* Excerpted data *
----

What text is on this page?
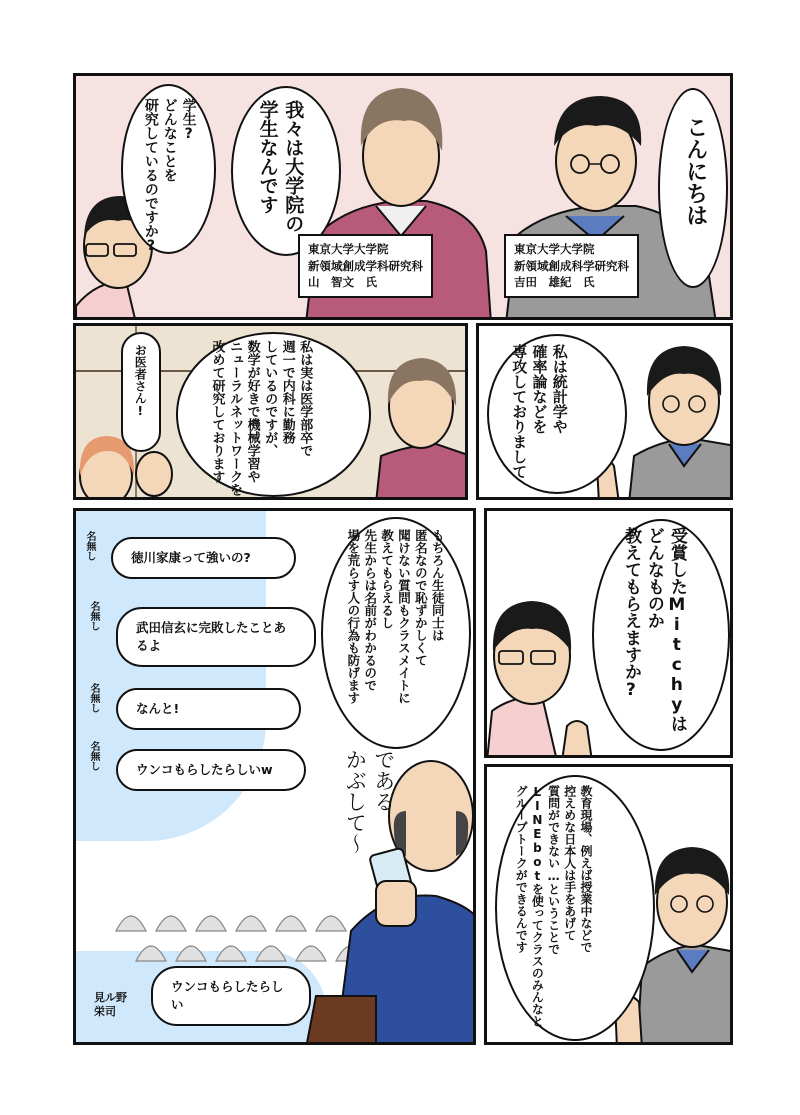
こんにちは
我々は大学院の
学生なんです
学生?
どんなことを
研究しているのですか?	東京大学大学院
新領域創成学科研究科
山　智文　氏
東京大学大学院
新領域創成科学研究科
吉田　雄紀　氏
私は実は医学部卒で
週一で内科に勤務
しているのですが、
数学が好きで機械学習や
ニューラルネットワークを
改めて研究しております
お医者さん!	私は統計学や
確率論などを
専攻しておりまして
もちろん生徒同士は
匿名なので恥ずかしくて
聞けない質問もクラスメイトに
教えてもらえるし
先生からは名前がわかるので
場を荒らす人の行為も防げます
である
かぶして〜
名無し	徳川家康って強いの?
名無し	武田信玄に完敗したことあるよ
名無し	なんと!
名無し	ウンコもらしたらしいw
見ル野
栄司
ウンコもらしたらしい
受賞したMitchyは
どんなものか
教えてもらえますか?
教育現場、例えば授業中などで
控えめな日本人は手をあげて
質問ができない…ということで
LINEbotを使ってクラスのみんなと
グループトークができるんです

----

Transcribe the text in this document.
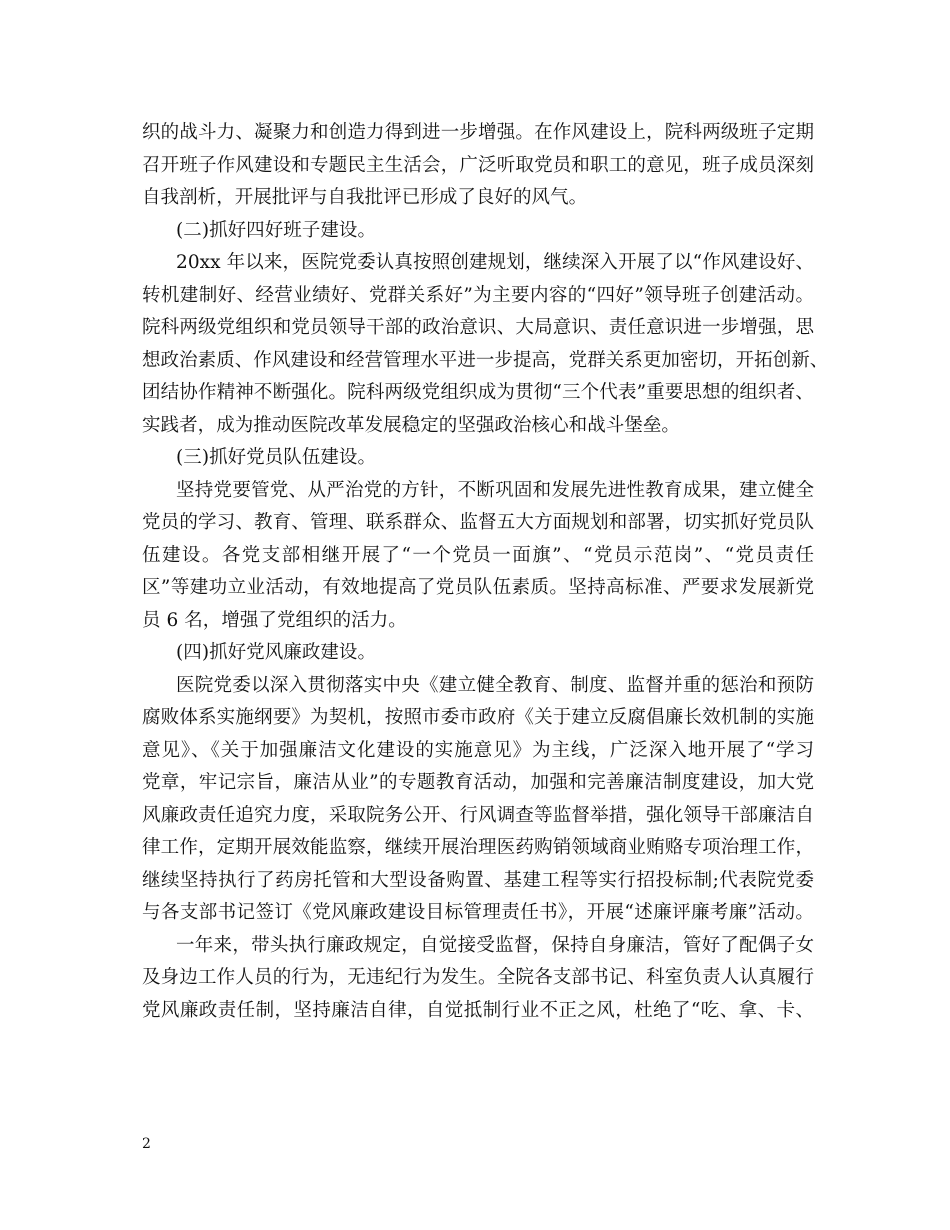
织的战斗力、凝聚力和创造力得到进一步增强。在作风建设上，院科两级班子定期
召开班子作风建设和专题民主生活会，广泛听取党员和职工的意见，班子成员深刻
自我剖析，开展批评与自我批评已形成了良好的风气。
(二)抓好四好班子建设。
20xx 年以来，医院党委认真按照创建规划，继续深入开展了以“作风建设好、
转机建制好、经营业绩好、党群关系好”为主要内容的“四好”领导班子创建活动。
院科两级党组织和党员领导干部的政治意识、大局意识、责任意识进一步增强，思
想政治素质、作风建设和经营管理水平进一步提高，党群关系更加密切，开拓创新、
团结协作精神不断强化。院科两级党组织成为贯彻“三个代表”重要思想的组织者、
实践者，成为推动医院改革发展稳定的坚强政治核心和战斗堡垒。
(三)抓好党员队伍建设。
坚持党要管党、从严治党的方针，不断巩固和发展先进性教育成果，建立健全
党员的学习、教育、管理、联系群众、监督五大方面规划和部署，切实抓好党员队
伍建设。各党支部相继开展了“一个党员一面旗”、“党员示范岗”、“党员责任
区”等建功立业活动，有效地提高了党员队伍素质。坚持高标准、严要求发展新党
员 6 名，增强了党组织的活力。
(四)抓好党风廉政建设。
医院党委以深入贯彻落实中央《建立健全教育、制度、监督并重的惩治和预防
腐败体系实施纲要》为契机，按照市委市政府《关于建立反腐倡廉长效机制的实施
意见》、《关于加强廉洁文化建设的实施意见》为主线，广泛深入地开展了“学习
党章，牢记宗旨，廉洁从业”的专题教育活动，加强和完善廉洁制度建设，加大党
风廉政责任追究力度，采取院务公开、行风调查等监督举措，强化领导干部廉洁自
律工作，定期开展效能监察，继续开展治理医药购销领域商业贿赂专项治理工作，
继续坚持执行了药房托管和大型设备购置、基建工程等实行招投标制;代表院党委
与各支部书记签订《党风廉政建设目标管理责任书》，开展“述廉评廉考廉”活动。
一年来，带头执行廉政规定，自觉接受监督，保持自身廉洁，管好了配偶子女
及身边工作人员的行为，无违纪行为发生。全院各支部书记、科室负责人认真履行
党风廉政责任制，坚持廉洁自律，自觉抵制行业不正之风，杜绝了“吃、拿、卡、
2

----

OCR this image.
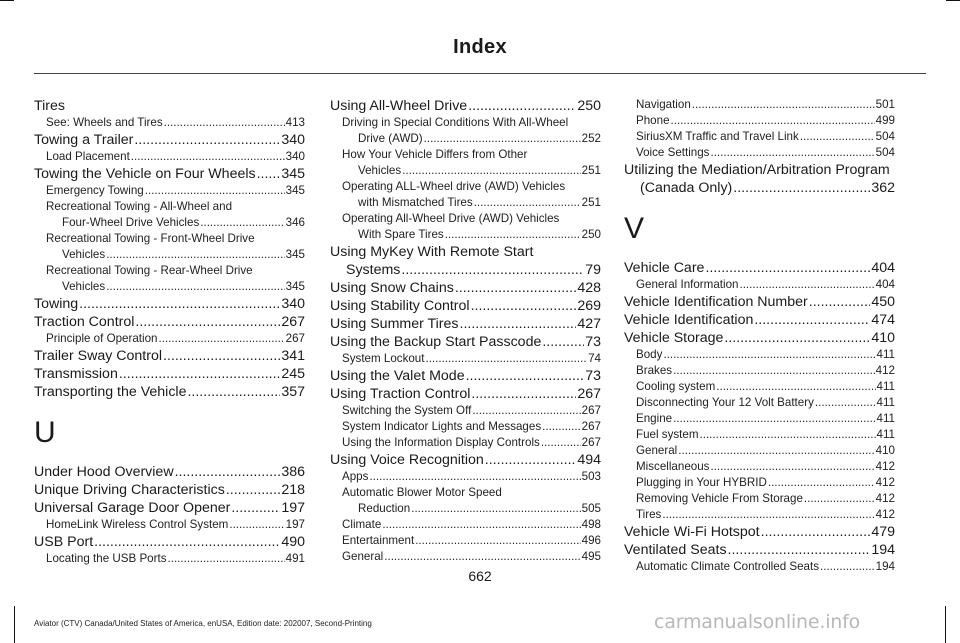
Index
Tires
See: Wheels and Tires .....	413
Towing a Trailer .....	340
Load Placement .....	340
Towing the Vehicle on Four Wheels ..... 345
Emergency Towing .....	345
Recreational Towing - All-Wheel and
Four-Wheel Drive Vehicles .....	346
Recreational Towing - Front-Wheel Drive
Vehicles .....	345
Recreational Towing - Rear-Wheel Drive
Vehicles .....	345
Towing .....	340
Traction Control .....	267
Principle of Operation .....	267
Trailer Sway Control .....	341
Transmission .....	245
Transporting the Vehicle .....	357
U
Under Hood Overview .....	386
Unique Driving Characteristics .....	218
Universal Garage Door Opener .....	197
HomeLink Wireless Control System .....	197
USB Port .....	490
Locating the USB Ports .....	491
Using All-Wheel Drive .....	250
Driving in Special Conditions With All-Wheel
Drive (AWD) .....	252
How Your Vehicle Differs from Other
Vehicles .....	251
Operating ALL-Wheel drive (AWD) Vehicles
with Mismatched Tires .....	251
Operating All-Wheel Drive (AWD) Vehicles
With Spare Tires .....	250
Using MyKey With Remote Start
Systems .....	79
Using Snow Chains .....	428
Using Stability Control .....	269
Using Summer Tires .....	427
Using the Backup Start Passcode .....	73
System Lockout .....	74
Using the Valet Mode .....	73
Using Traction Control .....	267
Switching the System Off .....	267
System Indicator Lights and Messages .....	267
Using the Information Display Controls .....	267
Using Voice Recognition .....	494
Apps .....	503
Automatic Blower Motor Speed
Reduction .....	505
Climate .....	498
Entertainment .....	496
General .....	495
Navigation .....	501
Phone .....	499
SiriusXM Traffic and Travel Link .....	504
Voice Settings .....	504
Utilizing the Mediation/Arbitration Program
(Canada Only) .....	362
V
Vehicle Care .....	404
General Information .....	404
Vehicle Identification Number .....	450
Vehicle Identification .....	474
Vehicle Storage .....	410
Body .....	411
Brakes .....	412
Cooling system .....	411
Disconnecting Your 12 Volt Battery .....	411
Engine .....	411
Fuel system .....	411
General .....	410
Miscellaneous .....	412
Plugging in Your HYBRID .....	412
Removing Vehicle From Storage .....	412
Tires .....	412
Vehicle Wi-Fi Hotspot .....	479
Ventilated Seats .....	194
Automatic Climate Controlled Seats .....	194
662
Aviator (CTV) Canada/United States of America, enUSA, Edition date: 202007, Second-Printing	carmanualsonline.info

----

Only the number is required: the count of lines containing the word "this".

3